Collected data entries:
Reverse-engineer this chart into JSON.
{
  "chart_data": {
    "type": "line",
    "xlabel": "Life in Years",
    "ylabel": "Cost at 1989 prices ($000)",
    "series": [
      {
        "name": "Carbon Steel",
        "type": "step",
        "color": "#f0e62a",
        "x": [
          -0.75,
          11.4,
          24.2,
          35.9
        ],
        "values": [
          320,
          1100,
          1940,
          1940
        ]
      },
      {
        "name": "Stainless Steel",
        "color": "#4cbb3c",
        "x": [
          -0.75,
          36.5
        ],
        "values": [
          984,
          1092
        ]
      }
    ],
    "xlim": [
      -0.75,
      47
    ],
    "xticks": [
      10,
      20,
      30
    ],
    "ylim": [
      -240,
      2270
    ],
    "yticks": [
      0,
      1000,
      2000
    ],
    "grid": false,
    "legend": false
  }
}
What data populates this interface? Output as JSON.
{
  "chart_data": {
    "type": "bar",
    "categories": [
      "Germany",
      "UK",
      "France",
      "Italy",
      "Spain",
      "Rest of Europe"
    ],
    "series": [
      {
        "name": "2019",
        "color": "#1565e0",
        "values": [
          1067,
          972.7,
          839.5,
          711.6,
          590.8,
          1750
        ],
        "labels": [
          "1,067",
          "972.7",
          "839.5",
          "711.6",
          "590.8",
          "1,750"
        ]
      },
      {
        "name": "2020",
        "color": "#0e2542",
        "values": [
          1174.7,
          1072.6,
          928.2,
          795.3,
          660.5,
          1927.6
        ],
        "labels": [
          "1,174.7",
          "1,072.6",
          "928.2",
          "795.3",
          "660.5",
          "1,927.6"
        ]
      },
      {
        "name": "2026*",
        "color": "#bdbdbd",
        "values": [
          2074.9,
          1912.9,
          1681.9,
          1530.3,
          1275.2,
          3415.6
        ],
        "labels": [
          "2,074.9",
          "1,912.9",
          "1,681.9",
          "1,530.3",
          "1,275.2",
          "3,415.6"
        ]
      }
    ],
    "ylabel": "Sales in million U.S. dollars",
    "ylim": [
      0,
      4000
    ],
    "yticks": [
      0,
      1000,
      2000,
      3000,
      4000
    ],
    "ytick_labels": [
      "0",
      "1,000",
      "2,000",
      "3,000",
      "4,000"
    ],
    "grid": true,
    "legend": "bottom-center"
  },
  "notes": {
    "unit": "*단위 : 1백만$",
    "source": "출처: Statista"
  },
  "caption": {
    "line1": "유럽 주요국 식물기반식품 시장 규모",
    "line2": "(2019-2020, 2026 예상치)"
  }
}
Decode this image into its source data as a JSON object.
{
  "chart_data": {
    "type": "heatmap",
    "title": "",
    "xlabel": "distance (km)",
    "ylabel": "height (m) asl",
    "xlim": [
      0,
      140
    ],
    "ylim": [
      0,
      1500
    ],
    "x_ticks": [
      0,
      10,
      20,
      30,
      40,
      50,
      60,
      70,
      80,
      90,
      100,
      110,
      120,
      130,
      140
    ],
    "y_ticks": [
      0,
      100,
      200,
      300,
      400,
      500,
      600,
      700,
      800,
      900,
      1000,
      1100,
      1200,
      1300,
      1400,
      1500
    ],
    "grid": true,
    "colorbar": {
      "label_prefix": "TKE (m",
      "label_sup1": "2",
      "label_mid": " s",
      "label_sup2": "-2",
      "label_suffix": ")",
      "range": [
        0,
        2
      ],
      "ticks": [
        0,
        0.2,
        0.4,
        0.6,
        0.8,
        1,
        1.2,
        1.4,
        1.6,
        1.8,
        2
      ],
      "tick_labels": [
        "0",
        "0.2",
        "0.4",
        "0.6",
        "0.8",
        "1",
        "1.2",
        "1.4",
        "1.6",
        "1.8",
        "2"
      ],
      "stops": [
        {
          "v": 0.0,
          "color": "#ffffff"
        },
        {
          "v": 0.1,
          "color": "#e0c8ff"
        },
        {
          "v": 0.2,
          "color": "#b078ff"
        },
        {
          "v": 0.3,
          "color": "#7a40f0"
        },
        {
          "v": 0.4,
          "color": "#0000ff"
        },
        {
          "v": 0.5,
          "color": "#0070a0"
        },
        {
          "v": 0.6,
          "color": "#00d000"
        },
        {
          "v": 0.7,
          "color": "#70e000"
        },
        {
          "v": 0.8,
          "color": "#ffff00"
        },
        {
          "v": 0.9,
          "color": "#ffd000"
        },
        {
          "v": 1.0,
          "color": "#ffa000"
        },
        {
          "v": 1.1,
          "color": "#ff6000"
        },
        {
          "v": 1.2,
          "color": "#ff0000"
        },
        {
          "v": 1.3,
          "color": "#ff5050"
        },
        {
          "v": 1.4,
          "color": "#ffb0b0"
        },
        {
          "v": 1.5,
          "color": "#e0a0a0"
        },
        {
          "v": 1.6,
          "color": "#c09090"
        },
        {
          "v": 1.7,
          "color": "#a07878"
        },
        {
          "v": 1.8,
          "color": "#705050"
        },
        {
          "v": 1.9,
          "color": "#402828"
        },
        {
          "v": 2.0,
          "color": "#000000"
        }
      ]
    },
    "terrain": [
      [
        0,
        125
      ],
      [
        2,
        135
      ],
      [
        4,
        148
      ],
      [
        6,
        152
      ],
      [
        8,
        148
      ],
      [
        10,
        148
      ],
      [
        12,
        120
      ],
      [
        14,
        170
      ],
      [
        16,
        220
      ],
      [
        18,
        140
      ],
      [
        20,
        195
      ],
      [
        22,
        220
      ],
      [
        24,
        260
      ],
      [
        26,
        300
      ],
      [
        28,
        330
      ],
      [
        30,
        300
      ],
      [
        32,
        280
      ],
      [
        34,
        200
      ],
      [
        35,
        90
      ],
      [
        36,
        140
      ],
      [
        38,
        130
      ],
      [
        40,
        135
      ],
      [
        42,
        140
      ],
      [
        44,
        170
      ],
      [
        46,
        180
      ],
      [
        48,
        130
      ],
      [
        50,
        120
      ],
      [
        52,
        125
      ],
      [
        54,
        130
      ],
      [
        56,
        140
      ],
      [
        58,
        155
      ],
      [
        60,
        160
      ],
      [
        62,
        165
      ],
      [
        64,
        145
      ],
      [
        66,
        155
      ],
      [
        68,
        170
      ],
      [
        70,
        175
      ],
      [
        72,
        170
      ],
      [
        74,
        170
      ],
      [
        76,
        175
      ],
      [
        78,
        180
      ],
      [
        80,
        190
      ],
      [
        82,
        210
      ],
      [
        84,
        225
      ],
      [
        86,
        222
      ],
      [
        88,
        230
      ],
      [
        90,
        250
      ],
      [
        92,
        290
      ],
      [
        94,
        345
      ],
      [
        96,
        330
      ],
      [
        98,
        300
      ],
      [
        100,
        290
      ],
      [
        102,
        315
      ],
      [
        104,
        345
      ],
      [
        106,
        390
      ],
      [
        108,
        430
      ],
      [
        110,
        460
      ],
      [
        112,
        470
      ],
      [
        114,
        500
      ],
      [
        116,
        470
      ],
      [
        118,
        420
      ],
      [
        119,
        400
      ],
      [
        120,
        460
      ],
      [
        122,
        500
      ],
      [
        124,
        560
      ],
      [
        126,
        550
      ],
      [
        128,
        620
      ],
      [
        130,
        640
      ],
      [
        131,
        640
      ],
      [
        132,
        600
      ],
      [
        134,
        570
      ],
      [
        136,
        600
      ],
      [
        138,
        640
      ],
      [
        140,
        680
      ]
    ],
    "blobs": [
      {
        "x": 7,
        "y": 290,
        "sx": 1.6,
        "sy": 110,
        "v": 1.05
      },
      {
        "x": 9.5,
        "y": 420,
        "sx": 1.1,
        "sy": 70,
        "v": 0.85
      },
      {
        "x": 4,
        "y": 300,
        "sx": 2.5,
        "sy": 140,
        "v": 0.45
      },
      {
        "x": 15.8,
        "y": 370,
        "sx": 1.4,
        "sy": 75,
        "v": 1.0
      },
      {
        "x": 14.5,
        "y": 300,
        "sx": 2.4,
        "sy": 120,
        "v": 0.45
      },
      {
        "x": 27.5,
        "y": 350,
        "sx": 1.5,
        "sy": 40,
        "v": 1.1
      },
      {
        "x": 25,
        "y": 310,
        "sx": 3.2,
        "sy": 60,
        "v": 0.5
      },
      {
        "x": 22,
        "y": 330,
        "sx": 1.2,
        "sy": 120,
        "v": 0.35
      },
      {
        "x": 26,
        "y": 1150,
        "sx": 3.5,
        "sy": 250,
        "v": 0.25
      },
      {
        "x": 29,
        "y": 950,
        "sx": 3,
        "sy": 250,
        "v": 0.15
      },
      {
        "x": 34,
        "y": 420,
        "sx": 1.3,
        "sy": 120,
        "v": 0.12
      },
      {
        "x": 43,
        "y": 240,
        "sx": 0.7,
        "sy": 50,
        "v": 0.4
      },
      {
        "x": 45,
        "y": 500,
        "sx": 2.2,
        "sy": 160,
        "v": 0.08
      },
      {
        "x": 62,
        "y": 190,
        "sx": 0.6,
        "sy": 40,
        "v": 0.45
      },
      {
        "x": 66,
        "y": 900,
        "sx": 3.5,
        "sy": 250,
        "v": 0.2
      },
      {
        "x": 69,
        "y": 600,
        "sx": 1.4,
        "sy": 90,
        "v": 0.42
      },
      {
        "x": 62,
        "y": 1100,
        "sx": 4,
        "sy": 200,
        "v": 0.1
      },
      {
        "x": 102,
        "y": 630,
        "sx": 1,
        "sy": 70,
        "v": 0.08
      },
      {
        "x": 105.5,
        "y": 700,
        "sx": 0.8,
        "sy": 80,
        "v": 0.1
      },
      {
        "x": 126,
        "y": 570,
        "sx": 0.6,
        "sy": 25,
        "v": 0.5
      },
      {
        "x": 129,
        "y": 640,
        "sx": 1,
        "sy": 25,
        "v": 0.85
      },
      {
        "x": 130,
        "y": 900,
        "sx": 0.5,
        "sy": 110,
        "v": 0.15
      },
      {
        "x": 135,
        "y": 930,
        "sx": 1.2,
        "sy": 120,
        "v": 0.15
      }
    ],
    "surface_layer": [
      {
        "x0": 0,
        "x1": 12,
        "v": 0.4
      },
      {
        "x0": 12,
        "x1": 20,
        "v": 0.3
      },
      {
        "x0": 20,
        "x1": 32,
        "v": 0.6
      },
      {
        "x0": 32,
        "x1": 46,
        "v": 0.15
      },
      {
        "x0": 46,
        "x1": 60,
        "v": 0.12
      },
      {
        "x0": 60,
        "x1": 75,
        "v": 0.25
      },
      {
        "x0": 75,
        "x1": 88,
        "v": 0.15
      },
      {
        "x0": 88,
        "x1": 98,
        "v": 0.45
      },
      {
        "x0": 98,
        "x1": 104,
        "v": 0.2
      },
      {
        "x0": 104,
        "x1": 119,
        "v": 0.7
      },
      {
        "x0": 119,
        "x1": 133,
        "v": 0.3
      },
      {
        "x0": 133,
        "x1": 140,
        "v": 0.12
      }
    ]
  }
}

▸ Written exercise: Among the entries above, how many lines hold the word "ylabel"? Reply with only that number.

▸ Exercise result: 3